**What needs to be done**
Pictures do not belong in the copy; restate the records below word for word.

**Records supplied**
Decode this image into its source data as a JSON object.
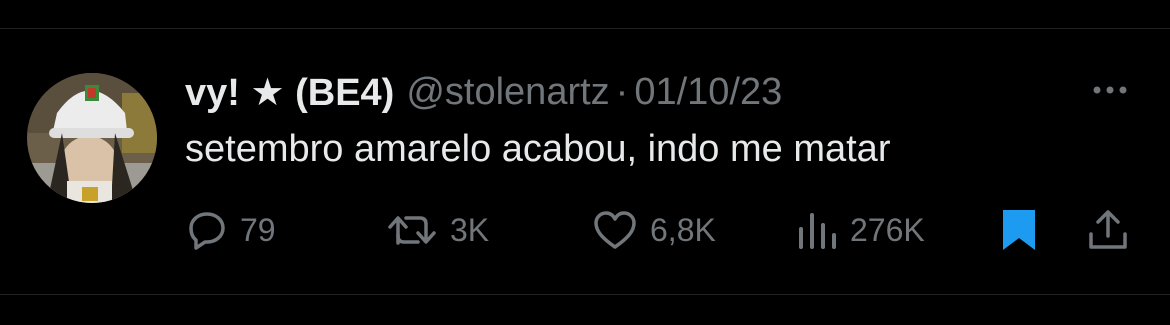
{
  "tweet": {
    "display_name": "vy! ★ (BE4)",
    "handle": "@stolenartz",
    "separator": "·",
    "date": "01/10/23",
    "text": "setembro amarelo acabou, indo me matar"
  },
  "actions": {
    "reply": {
      "icon": "reply-icon",
      "count": "79"
    },
    "retweet": {
      "icon": "retweet-icon",
      "count": "3K"
    },
    "like": {
      "icon": "heart-icon",
      "count": "6,8K"
    },
    "views": {
      "icon": "views-icon",
      "count": "276K"
    },
    "bookmark": {
      "icon": "bookmark-icon",
      "active": true
    },
    "share": {
      "icon": "share-icon"
    }
  },
  "colors": {
    "background": "#000000",
    "text": "#e7e9ea",
    "secondary": "#71767b",
    "accent": "#1d9bf0",
    "divider": "#1f2124"
  }
}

**Answer**
Decode this image into its source data as a JSON object.
{
  "tweet": {
    "display_name": "vy! ★ (BE4)",
    "handle": "@stolenartz",
    "separator": "·",
    "date": "01/10/23",
    "text": "setembro amarelo acabou, indo me matar"
  },
  "actions": {
    "reply": {
      "icon": "reply-icon",
      "count": "79"
    },
    "retweet": {
      "icon": "retweet-icon",
      "count": "3K"
    },
    "like": {
      "icon": "heart-icon",
      "count": "6,8K"
    },
    "views": {
      "icon": "views-icon",
      "count": "276K"
    },
    "bookmark": {
      "icon": "bookmark-icon",
      "active": true
    },
    "share": {
      "icon": "share-icon"
    }
  },
  "colors": {
    "background": "#000000",
    "text": "#e7e9ea",
    "secondary": "#71767b",
    "accent": "#1d9bf0",
    "divider": "#1f2124"
  }
}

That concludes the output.